■ **Dataset excerpts**:
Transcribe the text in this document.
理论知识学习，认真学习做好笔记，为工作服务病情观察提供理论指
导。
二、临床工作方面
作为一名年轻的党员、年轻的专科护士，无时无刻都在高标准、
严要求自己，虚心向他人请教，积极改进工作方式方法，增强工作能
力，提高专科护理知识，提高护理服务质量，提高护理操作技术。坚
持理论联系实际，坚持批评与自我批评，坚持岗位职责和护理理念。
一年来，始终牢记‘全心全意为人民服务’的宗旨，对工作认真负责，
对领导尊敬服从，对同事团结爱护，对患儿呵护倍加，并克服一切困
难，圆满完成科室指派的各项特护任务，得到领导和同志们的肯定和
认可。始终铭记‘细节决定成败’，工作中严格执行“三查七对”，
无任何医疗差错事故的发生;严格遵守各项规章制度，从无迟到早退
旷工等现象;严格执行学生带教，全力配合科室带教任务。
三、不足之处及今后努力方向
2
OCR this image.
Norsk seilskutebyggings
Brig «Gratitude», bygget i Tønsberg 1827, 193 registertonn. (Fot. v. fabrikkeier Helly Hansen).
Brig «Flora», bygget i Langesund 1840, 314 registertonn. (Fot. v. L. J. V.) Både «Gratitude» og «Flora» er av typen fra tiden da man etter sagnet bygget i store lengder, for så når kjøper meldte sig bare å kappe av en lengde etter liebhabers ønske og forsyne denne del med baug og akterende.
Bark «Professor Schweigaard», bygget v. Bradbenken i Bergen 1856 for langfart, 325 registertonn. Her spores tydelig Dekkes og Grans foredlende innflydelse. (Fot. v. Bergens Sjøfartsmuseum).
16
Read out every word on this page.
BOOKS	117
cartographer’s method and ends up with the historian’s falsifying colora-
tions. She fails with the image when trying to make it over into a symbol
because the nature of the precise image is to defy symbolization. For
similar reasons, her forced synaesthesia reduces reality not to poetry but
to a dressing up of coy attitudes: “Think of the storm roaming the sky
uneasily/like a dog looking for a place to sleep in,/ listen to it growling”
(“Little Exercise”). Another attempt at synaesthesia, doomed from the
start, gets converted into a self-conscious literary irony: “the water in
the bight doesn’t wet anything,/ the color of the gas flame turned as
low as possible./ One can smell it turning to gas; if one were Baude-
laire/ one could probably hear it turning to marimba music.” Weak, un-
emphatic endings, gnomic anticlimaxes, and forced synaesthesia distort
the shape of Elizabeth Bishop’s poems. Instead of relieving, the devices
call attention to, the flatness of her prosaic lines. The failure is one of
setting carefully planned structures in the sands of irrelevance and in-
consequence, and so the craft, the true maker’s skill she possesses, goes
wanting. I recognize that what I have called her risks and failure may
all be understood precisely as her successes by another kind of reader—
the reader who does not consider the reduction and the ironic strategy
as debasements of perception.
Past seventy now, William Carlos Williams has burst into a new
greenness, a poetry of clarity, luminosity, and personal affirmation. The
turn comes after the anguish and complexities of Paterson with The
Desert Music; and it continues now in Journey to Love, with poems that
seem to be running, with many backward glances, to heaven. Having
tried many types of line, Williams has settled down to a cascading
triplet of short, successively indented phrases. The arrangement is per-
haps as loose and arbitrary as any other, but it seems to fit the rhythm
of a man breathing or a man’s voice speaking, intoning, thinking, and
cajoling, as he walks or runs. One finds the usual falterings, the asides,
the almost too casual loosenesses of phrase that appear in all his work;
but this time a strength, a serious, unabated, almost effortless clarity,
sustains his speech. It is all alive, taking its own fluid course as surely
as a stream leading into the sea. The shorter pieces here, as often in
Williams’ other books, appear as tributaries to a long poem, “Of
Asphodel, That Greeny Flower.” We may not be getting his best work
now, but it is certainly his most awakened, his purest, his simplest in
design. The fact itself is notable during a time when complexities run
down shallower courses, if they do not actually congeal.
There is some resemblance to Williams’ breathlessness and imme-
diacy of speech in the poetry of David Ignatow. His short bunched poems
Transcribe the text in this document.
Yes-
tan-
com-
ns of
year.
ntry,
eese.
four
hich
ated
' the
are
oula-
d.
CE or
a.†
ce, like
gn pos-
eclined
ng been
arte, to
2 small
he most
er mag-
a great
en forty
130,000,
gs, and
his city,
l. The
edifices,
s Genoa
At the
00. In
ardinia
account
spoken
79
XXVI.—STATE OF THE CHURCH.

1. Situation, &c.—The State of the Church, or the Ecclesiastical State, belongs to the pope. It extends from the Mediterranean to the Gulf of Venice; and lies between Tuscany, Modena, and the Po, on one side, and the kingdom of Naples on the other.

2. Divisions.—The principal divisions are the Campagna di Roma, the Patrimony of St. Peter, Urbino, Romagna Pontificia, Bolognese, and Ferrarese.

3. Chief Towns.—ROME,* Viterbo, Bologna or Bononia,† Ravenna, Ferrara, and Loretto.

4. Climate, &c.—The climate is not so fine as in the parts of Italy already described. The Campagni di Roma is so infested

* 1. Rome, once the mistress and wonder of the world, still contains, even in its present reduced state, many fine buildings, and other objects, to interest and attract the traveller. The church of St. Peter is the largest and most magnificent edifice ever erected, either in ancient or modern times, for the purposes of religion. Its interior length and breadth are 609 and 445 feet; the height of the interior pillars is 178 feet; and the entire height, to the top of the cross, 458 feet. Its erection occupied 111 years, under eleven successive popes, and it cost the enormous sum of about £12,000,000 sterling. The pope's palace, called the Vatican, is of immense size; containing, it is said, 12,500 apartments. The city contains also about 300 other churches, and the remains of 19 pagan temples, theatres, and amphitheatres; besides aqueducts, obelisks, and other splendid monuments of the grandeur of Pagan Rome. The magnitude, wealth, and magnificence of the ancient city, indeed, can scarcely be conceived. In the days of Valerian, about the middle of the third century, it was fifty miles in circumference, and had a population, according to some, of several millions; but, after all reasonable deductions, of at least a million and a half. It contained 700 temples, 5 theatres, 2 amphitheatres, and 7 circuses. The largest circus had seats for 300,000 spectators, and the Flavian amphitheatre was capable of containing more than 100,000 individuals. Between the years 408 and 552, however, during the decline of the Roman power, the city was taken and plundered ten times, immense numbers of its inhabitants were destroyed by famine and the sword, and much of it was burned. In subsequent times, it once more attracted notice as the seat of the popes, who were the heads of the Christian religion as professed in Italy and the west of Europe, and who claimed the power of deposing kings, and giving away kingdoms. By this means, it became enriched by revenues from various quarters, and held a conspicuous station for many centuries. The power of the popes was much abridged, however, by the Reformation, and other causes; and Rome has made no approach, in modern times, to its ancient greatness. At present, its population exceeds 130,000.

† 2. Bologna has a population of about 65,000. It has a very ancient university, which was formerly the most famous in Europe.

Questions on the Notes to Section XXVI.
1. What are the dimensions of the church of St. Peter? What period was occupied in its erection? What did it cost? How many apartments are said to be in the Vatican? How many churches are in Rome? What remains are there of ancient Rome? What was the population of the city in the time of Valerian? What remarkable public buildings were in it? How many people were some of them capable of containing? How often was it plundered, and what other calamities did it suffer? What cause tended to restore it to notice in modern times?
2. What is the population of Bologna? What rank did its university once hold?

■ **Problem details**:
Scan the records above for the string "with", then select every line that holds it.

■ **The completed task**:
cartographer’s method and ends up with the historian’s falsifying colora-
tions. She fails with the image when trying to make it over into a symbol
turn comes after the anguish and complexities of Paterson with The
Desert Music; and it continues now in Journey to Love, with poems that
seem to be running, with many backward glances, to heaven. Having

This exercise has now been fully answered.